SELECTED EXCERPT:

------------------------------------------------------------

According to Nagasaki meishō zue (Illustrated Famous Sites of Nagasaki), the ossuary group includes “a stone shrine on a platform; it was erected during the Hōreki era [1751–1764] using a set of Guangdong stone brought by Chinese ships to replace an earlier site that had been damaged”.[22] An early 19th-century depiction of the ossuary group site can be found in Tazawa’s Nagasaki yūkan zue with the caption “Illustration of the Chinese graveyard at Goshinji”.[23]

“Illustration of the Chinese graveyard at Goshinji” in Tazawa Harufusa’s Nagasaki yūkan zue (red frame added by author).“Illustration of the Chinese graveyard at Goshinji” in Tazawa Harufusa’s Nagasaki yūkan zue (red frame added by author).

------------------------------------------------------------

TASKS TO COMPLETE:
(A) In one to three sentences, explain why, according to the excerpt on the Goshinji ossuary group, a stone shrine on a platform was erected during the Hōreki era.
(B) In the excerpt on the Goshinji ossuary group, what caption accompanies the early 19th-century depiction of the site in Tazawa's Nagasaki yūkan zue?

------------------------------------------------------------

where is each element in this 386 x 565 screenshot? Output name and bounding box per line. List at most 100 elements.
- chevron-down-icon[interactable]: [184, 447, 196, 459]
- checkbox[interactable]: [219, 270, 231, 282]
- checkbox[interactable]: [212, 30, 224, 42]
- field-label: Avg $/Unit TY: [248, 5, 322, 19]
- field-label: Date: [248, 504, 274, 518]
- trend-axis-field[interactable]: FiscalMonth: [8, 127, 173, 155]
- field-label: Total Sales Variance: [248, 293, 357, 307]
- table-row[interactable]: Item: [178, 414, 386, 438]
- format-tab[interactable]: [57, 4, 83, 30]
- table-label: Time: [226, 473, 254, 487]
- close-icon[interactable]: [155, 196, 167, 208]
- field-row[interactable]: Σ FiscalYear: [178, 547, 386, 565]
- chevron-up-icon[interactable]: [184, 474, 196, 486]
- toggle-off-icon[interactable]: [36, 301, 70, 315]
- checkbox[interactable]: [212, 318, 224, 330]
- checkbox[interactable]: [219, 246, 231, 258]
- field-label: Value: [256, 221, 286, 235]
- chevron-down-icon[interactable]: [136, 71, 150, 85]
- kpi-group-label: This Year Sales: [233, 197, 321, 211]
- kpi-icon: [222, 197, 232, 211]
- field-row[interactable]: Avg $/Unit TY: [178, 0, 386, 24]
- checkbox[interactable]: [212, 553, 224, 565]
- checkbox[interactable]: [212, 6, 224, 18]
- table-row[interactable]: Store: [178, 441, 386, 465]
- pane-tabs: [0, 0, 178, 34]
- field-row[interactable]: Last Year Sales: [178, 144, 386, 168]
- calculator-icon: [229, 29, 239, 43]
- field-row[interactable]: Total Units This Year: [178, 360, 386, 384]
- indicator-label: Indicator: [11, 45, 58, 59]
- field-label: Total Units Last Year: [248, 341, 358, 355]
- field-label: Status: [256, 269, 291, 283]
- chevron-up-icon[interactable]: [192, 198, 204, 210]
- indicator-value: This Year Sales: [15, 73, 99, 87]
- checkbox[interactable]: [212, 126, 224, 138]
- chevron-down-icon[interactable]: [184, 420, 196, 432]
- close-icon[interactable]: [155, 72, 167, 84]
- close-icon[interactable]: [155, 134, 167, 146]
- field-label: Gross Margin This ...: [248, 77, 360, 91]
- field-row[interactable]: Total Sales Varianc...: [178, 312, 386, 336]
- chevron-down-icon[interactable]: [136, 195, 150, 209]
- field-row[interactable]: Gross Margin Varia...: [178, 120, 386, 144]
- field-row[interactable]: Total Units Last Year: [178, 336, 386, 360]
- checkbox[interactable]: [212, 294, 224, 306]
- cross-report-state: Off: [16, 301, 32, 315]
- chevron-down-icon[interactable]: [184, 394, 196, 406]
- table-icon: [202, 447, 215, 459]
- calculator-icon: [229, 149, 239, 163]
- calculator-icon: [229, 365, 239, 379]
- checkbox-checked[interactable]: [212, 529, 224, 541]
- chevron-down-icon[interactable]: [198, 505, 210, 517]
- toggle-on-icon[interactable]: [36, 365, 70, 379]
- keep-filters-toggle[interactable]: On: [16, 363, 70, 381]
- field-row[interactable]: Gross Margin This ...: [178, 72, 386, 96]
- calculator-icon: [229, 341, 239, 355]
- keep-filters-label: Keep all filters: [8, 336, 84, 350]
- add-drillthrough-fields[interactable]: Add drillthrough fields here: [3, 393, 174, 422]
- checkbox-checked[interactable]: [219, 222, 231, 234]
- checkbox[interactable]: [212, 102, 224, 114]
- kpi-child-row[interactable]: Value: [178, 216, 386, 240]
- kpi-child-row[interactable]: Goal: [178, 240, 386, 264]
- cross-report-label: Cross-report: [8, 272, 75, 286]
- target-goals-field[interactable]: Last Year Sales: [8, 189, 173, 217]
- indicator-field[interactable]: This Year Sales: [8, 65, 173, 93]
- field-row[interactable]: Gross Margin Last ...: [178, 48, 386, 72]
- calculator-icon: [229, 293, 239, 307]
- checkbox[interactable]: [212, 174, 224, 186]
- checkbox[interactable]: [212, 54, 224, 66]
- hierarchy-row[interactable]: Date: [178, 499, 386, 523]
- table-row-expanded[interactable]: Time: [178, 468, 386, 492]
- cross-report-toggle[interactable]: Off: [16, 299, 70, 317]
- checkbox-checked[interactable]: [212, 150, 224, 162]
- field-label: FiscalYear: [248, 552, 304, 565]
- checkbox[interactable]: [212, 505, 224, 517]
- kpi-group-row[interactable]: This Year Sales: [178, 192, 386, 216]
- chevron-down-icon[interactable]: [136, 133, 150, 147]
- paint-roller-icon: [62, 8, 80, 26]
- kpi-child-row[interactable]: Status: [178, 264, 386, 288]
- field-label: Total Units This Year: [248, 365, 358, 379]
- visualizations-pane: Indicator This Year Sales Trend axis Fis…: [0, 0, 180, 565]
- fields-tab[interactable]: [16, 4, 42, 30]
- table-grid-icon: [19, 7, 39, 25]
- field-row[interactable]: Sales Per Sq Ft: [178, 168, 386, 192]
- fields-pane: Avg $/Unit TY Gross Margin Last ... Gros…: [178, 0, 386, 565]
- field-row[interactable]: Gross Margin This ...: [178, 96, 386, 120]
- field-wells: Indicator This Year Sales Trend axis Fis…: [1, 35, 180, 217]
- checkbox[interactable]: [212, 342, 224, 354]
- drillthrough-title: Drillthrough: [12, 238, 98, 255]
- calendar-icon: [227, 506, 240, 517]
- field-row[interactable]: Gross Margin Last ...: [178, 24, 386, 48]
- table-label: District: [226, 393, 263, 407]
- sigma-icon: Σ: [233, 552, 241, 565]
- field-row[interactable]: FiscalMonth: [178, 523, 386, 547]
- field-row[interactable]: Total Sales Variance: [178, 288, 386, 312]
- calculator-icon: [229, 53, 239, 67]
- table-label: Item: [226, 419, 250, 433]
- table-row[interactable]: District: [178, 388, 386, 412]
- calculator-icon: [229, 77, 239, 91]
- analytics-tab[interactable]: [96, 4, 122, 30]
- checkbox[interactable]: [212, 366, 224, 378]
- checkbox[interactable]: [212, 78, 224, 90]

------------------------------------------------------------

ANSWER SECTION:
(A) The stone shrine was erected to replace an earlier site that had been damaged. It was built with a set of Guangdong stone brought by Chinese ships.

(B) "Illustration of the Chinese graveyard at Goshinji"